:: Problem to work on ::
Leave out the pictures and copy every record exactly.

:: Supplied entries ::
## start

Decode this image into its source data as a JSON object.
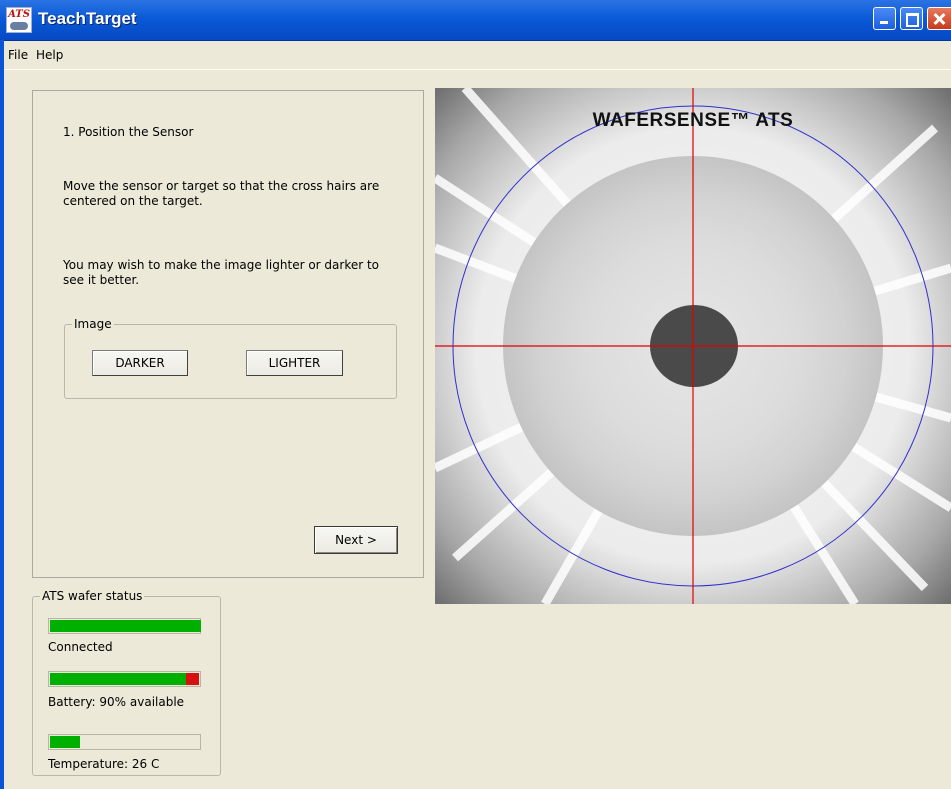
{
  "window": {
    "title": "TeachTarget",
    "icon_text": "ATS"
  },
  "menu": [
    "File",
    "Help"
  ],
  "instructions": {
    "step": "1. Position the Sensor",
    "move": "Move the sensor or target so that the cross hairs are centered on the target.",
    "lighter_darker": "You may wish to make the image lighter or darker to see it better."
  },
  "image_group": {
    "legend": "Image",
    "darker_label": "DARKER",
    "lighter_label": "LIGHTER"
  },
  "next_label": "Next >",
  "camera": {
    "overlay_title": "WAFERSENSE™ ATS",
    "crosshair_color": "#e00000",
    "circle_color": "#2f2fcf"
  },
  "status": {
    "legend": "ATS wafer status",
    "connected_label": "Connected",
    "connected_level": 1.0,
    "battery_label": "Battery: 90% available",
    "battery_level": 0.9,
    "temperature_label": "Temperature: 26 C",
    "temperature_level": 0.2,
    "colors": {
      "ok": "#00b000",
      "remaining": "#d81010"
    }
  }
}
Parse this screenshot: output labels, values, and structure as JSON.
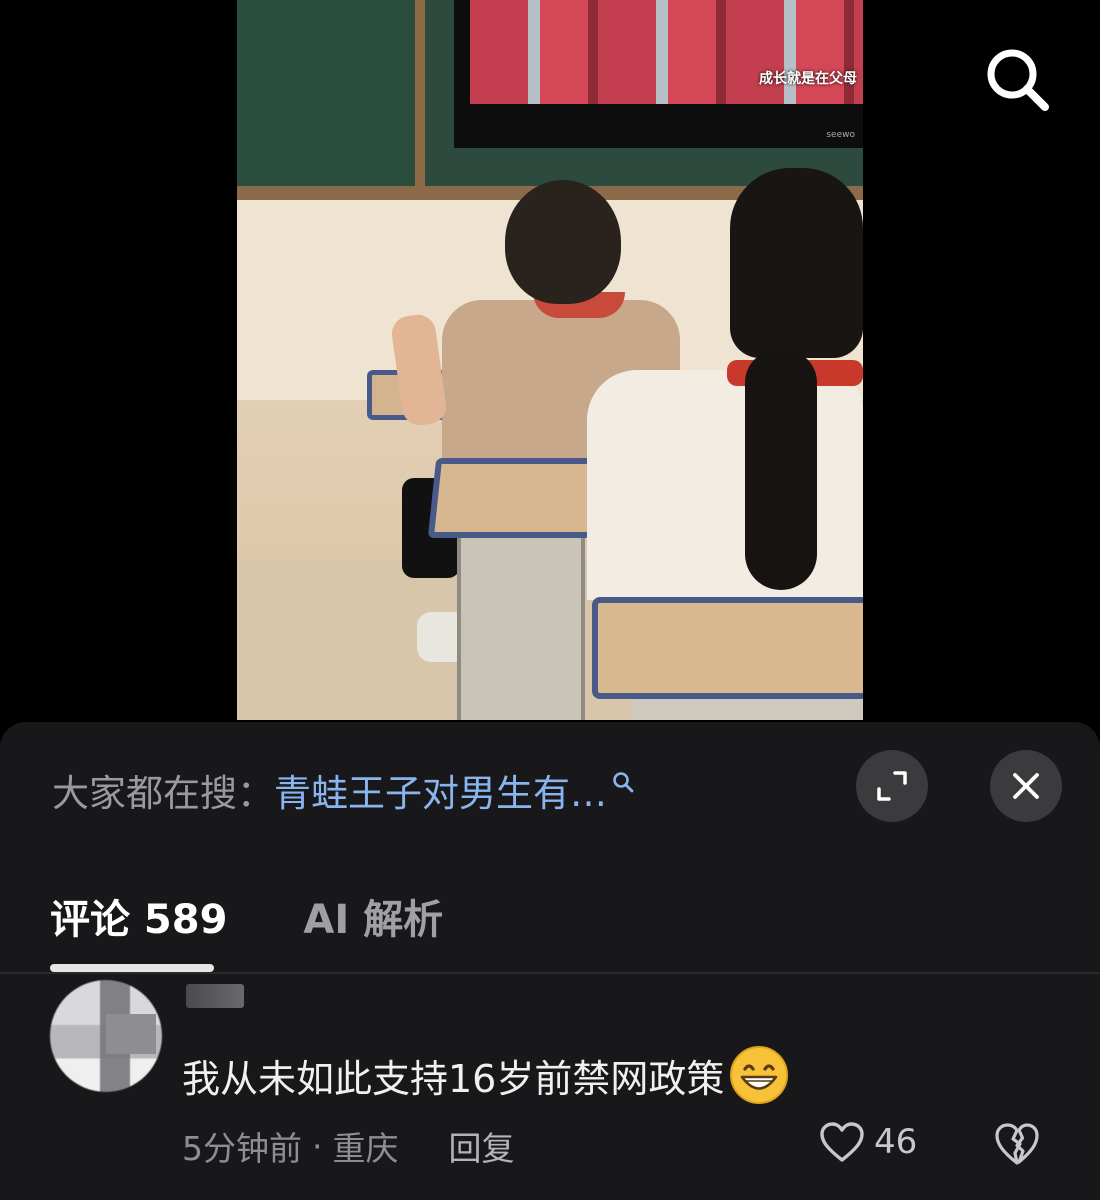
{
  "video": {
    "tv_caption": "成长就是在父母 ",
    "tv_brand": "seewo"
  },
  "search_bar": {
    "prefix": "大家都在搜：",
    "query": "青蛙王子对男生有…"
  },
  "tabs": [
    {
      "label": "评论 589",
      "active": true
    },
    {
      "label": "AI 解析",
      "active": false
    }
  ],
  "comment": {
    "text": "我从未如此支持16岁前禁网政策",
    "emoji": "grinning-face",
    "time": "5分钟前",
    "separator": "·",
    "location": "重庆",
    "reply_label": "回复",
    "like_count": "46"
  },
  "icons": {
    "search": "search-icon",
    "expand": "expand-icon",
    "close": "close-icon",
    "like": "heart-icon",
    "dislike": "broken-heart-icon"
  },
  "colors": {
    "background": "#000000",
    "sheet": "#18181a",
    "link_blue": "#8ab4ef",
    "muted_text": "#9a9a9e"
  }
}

## end

:: Output of the exercise ::
Decode this image into its source data as a JSON object.
{
  "window": {
    "title": "TeachTarget",
    "icon_text": "ATS"
  },
  "menu": [
    "File",
    "Help"
  ],
  "instructions": {
    "step": "1. Position the Sensor",
    "move": "Move the sensor or target so that the cross hairs are centered on the target.",
    "lighter_darker": "You may wish to make the image lighter or darker to see it better."
  },
  "image_group": {
    "legend": "Image",
    "darker_label": "DARKER",
    "lighter_label": "LIGHTER"
  },
  "next_label": "Next >",
  "camera": {
    "overlay_title": "WAFERSENSE™ ATS",
    "crosshair_color": "#e00000",
    "circle_color": "#2f2fcf"
  },
  "status": {
    "legend": "ATS wafer status",
    "connected_label": "Connected",
    "connected_level": 1.0,
    "battery_label": "Battery: 90% available",
    "battery_level": 0.9,
    "temperature_label": "Temperature: 26 C",
    "temperature_level": 0.2,
    "colors": {
      "ok": "#00b000",
      "remaining": "#d81010"
    }
  }
}
Parse this screenshot: output labels, values, and structure as JSON.
{
  "video": {
    "tv_caption": "成长就是在父母 ",
    "tv_brand": "seewo"
  },
  "search_bar": {
    "prefix": "大家都在搜：",
    "query": "青蛙王子对男生有…"
  },
  "tabs": [
    {
      "label": "评论 589",
      "active": true
    },
    {
      "label": "AI 解析",
      "active": false
    }
  ],
  "comment": {
    "text": "我从未如此支持16岁前禁网政策",
    "emoji": "grinning-face",
    "time": "5分钟前",
    "separator": "·",
    "location": "重庆",
    "reply_label": "回复",
    "like_count": "46"
  },
  "icons": {
    "search": "search-icon",
    "expand": "expand-icon",
    "close": "close-icon",
    "like": "heart-icon",
    "dislike": "broken-heart-icon"
  },
  "colors": {
    "background": "#000000",
    "sheet": "#18181a",
    "link_blue": "#8ab4ef",
    "muted_text": "#9a9a9e"
  }
}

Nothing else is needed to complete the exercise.